| Supplied entries |
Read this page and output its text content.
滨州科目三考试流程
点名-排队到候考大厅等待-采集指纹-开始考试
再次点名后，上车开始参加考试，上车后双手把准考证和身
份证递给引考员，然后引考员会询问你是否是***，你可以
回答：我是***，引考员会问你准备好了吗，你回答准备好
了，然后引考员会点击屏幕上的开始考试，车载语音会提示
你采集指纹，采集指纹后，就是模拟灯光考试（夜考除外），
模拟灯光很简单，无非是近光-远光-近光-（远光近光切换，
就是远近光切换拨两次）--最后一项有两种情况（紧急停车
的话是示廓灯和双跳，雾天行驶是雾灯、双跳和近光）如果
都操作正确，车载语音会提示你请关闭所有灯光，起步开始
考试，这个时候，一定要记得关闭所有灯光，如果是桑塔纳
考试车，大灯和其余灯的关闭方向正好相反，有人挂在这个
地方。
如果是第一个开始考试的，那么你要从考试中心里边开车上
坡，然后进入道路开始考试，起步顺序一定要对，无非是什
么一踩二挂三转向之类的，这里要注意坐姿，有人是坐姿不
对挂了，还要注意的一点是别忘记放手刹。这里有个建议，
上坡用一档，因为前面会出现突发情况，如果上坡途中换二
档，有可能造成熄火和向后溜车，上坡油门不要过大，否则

| What you need to do |
Copy all of the data exactly.

| Written answer |
Read this page and output its text content.
滨州科目三考试流程
点名-排队到候考大厅等待-采集指纹-开始考试
再次点名后，上车开始参加考试，上车后双手把准考证和身
份证递给引考员，然后引考员会询问你是否是***，你可以
回答：我是***，引考员会问你准备好了吗，你回答准备好
了，然后引考员会点击屏幕上的开始考试，车载语音会提示
你采集指纹，采集指纹后，就是模拟灯光考试（夜考除外），
模拟灯光很简单，无非是近光-远光-近光-（远光近光切换，
就是远近光切换拨两次）--最后一项有两种情况（紧急停车
的话是示廓灯和双跳，雾天行驶是雾灯、双跳和近光）如果
都操作正确，车载语音会提示你请关闭所有灯光，起步开始
考试，这个时候，一定要记得关闭所有灯光，如果是桑塔纳
考试车，大灯和其余灯的关闭方向正好相反，有人挂在这个
地方。
如果是第一个开始考试的，那么你要从考试中心里边开车上
坡，然后进入道路开始考试，起步顺序一定要对，无非是什
么一踩二挂三转向之类的，这里要注意坐姿，有人是坐姿不
对挂了，还要注意的一点是别忘记放手刹。这里有个建议，
上坡用一档，因为前面会出现突发情况，如果上坡途中换二
档，有可能造成熄火和向后溜车，上坡油门不要过大，否则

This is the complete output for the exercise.